TASK BRIEF =
Lines containing "results" are to be counted. Give the number and nothing more.

PROVIDED RECORDS =
────────────────

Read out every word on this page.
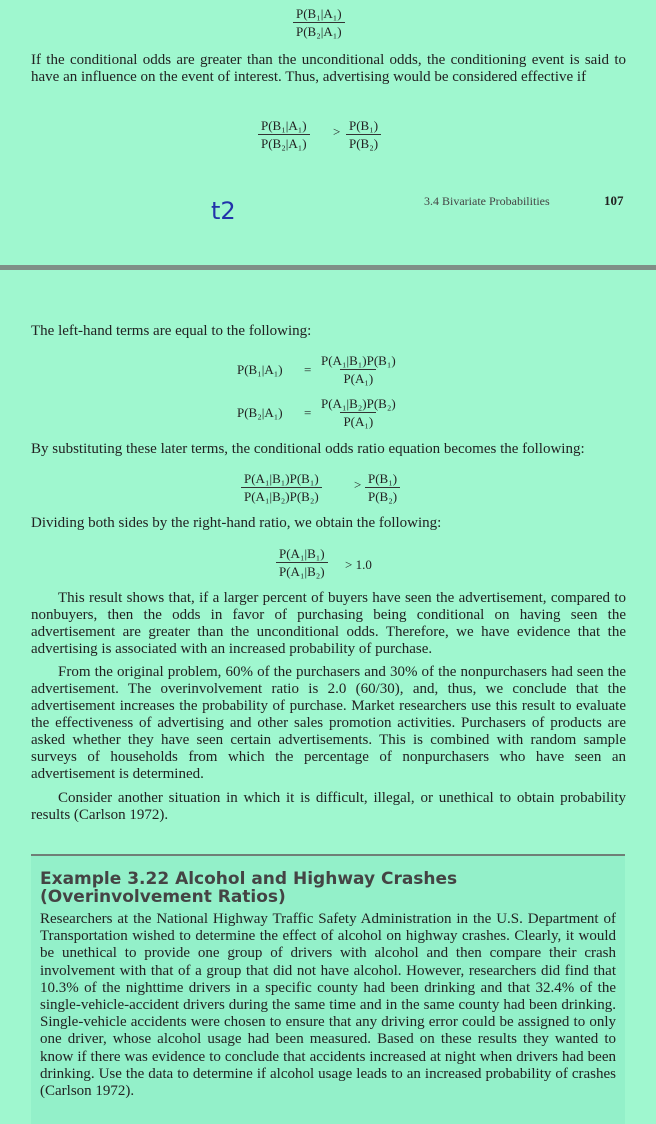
$\frac{\text{P(B₁|A₁)}}{\text{P(B₂|A₁)}}$
If the conditional odds are greater than the unconditional odds, the conditioning event is said to have an influence on the event of interest. Thus, advertising would be considered effective if
$\frac{\text{P(B₁|A₁)}}{\text{P(B₂|A₁)}} > \frac{\text{P(B₁)}}{\text{P(B₂)}}$
3.4 Bivariate Probabilities	107
t2
The left-hand terms are equal to the following:
$P(B_1|A_1) = \frac{\text{P(A₁|B₁)P(B₁)}}{\text{P(A₁)}}$
$P(B_2|A_1) = \frac{\text{P(A₁|B₂)P(B₂)}}{\text{P(A₁)}}$
By substituting these later terms, the conditional odds ratio equation becomes the following:
$\frac{\text{P(A₁|B₁)P(B₁)}}{\text{P(A₁|B₂)P(B₂)}} > \frac{\text{P(B₁)}}{\text{P(B₂)}}$
Dividing both sides by the right-hand ratio, we obtain the following:
$\frac{\text{P(A₁|B₁)}}{\text{P(A₁|B₂)}} > 1.0$
This result shows that, if a larger percent of buyers have seen the advertisement, compared to nonbuyers, then the odds in favor of purchasing being conditional on having seen the advertisement are greater than the unconditional odds. Therefore, we have evidence that the advertising is associated with an increased probability of purchase.
From the original problem, 60% of the purchasers and 30% of the nonpurchasers had seen the advertisement. The overinvolvement ratio is 2.0 (60/30), and, thus, we conclude that the advertisement increases the probability of purchase. Market researchers use this result to evaluate the effectiveness of advertising and other sales promotion activities. Purchasers of products are asked whether they have seen certain advertisements. This is combined with random sample surveys of households from which the percentage of nonpurchasers who have seen an advertisement is determined.
Consider another situation in which it is difficult, illegal, or unethical to obtain probability results (Carlson 1972).
Example 3.22 Alcohol and Highway Crashes (Overinvolvement Ratios)
Researchers at the National Highway Traffic Safety Administration in the U.S. Department of Transportation wished to determine the effect of alcohol on highway crashes. Clearly, it would be unethical to provide one group of drivers with alcohol and then compare their crash involvement with that of a group that did not have alcohol. However, researchers did find that 10.3% of the nighttime drivers in a specific county had been drinking and that 32.4% of the single-vehicle-accident drivers during the same time and in the same county had been drinking. Single-vehicle accidents were chosen to ensure that any driving error could be assigned to only one driver, whose alcohol usage had been measured. Based on these results they wanted to know if there was evidence to conclude that accidents increased at night when drivers had been drinking. Use the data to determine if alcohol usage leads to an increased probability of crashes (Carlson 1972).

────────────────

TASK SOLUTION =
2